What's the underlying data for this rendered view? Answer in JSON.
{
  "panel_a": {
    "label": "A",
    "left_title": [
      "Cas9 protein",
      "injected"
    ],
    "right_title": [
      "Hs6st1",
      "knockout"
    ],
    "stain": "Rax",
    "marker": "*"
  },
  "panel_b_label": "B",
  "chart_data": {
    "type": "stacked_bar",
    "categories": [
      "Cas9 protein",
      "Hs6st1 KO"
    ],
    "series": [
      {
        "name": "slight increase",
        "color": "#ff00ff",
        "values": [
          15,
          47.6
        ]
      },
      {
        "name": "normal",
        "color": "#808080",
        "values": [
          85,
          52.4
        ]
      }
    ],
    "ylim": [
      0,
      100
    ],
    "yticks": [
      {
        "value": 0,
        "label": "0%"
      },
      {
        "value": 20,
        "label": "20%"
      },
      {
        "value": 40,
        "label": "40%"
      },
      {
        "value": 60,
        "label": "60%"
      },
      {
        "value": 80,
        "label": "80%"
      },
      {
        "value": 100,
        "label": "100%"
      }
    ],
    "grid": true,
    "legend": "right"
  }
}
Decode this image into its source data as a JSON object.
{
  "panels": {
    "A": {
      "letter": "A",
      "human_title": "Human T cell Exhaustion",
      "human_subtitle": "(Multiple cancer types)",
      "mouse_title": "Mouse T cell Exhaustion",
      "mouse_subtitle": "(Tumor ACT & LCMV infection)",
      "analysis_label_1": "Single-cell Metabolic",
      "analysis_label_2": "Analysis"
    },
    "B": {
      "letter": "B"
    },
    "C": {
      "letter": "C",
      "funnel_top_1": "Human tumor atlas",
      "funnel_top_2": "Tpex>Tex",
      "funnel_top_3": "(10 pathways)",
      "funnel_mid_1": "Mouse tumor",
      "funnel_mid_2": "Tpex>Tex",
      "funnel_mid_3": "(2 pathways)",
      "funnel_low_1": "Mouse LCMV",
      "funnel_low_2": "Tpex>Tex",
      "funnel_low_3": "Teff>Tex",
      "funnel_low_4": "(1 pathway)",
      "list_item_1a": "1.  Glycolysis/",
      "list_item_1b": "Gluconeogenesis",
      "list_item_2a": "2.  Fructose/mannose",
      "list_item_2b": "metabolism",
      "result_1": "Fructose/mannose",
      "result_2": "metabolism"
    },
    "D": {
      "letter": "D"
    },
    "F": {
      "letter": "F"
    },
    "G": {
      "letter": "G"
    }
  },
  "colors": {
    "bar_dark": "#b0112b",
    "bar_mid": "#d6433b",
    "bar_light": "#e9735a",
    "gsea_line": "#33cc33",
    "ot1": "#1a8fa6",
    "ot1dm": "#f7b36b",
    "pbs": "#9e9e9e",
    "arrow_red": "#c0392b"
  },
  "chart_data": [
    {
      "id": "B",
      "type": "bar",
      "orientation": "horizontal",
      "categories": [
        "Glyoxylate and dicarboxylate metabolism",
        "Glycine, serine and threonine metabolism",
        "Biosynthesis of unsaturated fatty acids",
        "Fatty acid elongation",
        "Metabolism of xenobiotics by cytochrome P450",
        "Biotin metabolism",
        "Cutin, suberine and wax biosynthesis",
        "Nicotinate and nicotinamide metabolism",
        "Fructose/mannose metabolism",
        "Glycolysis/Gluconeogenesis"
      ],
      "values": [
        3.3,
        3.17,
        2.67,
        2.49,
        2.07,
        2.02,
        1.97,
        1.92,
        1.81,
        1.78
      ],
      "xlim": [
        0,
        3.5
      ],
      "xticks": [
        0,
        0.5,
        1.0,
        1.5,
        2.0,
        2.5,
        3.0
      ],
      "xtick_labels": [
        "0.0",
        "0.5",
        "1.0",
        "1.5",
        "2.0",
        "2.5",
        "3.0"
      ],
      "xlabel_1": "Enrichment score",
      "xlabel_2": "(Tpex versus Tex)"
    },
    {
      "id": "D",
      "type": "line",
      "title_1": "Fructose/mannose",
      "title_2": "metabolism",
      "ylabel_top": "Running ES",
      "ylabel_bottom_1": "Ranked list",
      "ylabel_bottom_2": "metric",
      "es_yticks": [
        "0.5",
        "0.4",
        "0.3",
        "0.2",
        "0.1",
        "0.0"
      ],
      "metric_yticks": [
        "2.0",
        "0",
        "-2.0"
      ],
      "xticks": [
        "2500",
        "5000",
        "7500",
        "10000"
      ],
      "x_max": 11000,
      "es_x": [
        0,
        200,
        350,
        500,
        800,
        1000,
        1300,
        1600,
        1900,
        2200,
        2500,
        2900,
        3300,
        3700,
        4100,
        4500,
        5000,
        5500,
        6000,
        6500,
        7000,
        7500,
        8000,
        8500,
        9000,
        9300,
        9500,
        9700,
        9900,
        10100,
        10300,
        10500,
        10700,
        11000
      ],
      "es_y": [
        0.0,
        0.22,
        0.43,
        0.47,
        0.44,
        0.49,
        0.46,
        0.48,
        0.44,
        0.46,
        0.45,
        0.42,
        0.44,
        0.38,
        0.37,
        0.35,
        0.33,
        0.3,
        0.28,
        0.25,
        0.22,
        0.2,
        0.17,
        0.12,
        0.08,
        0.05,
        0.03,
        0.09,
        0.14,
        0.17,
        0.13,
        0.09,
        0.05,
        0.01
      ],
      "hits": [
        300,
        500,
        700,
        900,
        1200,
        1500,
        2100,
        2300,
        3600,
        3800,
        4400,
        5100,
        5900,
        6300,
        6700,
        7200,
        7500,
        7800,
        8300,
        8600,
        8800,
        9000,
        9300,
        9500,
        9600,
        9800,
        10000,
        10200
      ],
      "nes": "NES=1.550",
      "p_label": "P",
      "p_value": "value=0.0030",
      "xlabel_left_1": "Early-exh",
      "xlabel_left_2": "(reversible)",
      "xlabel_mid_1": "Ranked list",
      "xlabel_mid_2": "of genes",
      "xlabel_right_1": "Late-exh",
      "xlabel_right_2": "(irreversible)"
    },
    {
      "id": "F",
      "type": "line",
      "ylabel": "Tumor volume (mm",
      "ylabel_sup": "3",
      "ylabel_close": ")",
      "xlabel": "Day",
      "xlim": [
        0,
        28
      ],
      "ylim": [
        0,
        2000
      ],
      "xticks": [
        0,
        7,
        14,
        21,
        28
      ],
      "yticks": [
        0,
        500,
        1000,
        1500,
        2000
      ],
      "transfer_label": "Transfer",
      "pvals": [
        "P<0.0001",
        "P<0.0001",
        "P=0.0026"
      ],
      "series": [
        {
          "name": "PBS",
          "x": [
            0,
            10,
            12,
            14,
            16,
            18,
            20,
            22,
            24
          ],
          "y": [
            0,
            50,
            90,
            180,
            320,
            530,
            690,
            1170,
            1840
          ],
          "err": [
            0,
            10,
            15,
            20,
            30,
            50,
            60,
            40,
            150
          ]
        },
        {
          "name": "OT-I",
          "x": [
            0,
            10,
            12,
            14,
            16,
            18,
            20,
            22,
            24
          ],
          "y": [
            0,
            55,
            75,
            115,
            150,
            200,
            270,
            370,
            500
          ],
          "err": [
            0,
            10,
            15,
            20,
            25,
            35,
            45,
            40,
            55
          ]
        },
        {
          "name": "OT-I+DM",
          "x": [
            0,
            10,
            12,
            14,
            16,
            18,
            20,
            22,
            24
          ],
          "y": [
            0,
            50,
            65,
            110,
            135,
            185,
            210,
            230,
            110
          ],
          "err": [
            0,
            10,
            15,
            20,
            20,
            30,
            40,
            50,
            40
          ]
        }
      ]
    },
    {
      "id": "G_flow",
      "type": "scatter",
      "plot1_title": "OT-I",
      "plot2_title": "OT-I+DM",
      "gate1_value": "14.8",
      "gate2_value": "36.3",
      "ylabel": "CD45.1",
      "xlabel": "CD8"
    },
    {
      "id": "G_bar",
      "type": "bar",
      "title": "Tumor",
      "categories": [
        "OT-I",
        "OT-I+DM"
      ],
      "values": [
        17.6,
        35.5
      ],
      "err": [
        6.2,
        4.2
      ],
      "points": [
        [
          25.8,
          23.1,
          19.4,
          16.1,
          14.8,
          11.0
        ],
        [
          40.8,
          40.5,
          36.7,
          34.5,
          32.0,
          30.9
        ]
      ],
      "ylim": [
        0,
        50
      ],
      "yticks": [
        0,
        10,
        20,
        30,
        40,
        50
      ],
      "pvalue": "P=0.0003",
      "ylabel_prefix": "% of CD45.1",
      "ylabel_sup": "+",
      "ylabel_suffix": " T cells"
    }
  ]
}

━━━━━━━━━━

Problem:
Among the lines of the preceding data, which ones hold the word "LCMV"? List them.

Written response:
      "mouse_subtitle": "(Tumor ACT & LCMV infection)",
      "funnel_low_1": "Mouse LCMV",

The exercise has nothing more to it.